◆ Stated goal: Transcribe the listing that follows in full, omitting pictures.

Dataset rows
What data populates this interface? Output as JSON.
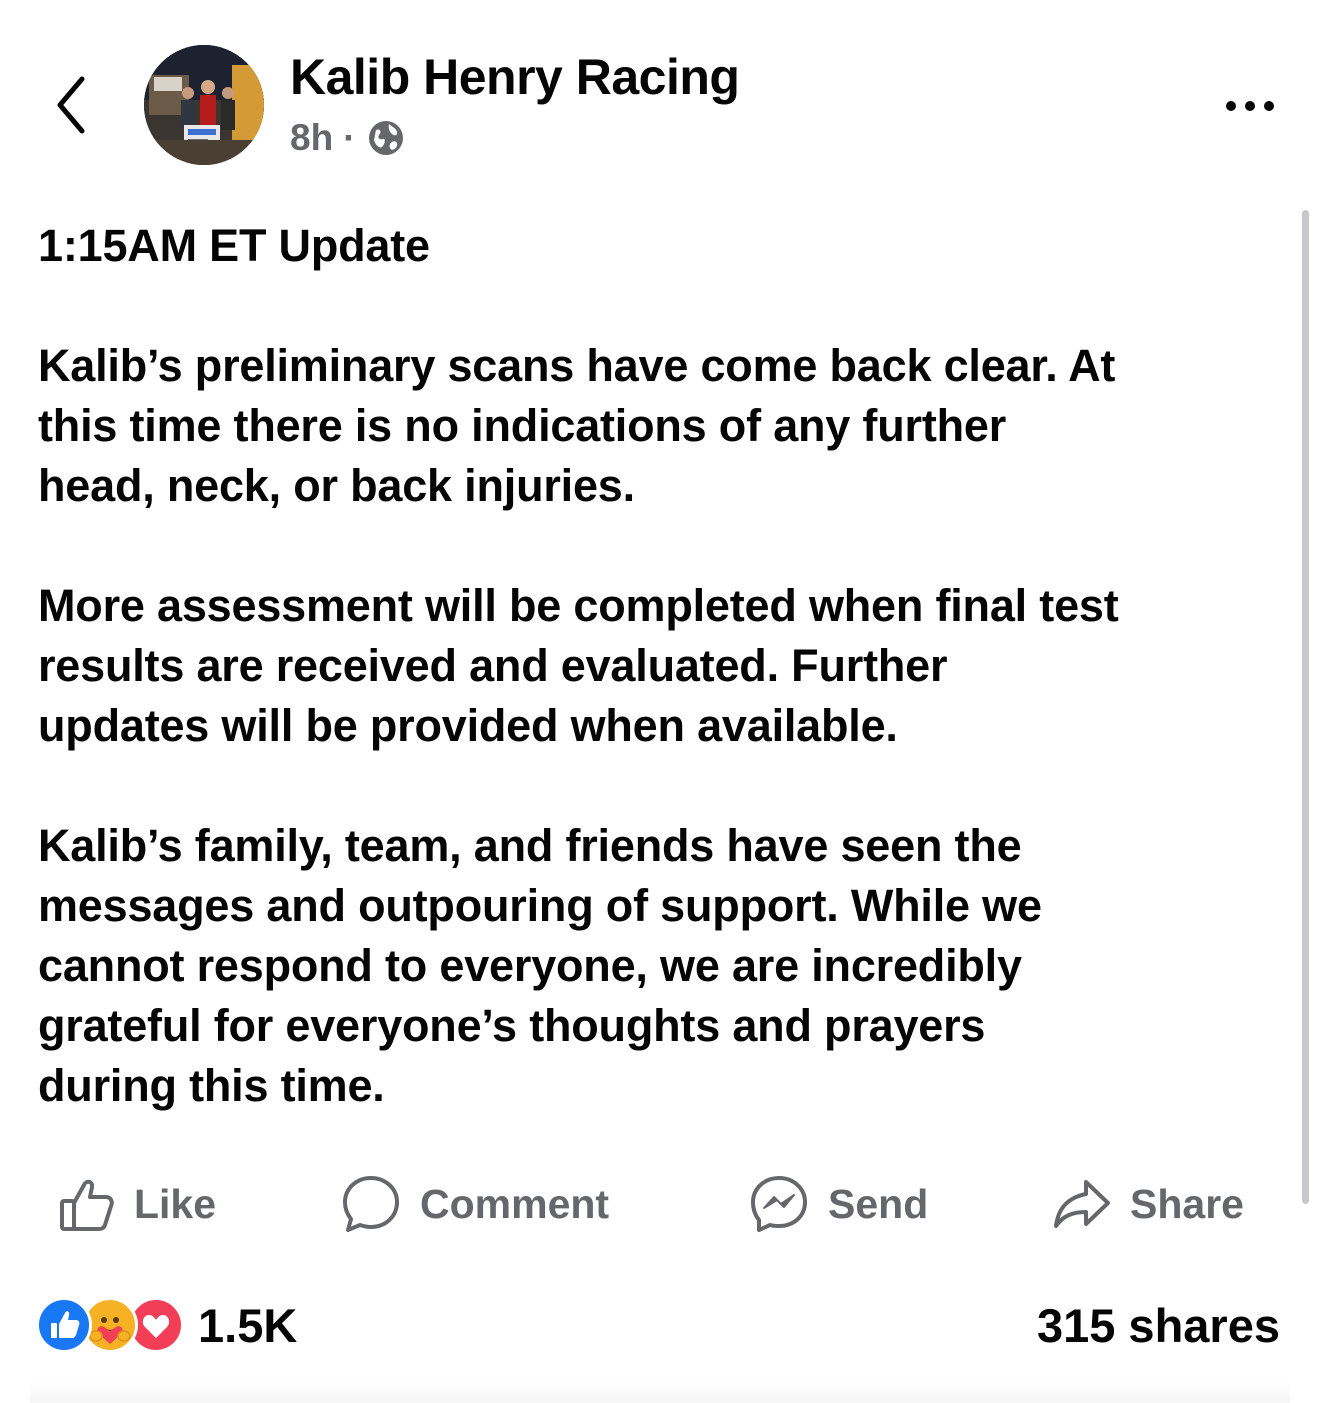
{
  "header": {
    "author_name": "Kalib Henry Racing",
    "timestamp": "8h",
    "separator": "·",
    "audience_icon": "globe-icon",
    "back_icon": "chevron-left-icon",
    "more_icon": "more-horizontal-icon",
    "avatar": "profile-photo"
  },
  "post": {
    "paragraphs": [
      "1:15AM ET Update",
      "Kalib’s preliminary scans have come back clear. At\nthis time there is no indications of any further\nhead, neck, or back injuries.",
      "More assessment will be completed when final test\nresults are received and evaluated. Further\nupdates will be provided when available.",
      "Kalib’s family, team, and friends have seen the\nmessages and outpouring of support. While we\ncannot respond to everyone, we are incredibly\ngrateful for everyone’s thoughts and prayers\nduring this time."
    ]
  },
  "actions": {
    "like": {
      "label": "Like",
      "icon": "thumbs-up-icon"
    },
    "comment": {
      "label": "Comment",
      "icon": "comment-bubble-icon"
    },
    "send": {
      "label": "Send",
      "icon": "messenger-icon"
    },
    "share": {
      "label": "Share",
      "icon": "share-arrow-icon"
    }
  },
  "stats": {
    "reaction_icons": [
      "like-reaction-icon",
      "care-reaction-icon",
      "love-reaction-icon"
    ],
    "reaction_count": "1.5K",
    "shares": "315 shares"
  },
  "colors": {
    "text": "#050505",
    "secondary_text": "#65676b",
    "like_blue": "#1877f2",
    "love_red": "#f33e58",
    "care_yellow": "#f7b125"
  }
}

◆ Completed exercise:
What data populates this interface? Output as JSON.
{
  "header": {
    "author_name": "Kalib Henry Racing",
    "timestamp": "8h",
    "separator": "·",
    "audience_icon": "globe-icon",
    "back_icon": "chevron-left-icon",
    "more_icon": "more-horizontal-icon",
    "avatar": "profile-photo"
  },
  "post": {
    "paragraphs": [
      "1:15AM ET Update",
      "Kalib’s preliminary scans have come back clear. At\nthis time there is no indications of any further\nhead, neck, or back injuries.",
      "More assessment will be completed when final test\nresults are received and evaluated. Further\nupdates will be provided when available.",
      "Kalib’s family, team, and friends have seen the\nmessages and outpouring of support. While we\ncannot respond to everyone, we are incredibly\ngrateful for everyone’s thoughts and prayers\nduring this time."
    ]
  },
  "actions": {
    "like": {
      "label": "Like",
      "icon": "thumbs-up-icon"
    },
    "comment": {
      "label": "Comment",
      "icon": "comment-bubble-icon"
    },
    "send": {
      "label": "Send",
      "icon": "messenger-icon"
    },
    "share": {
      "label": "Share",
      "icon": "share-arrow-icon"
    }
  },
  "stats": {
    "reaction_icons": [
      "like-reaction-icon",
      "care-reaction-icon",
      "love-reaction-icon"
    ],
    "reaction_count": "1.5K",
    "shares": "315 shares"
  },
  "colors": {
    "text": "#050505",
    "secondary_text": "#65676b",
    "like_blue": "#1877f2",
    "love_red": "#f33e58",
    "care_yellow": "#f7b125"
  }
}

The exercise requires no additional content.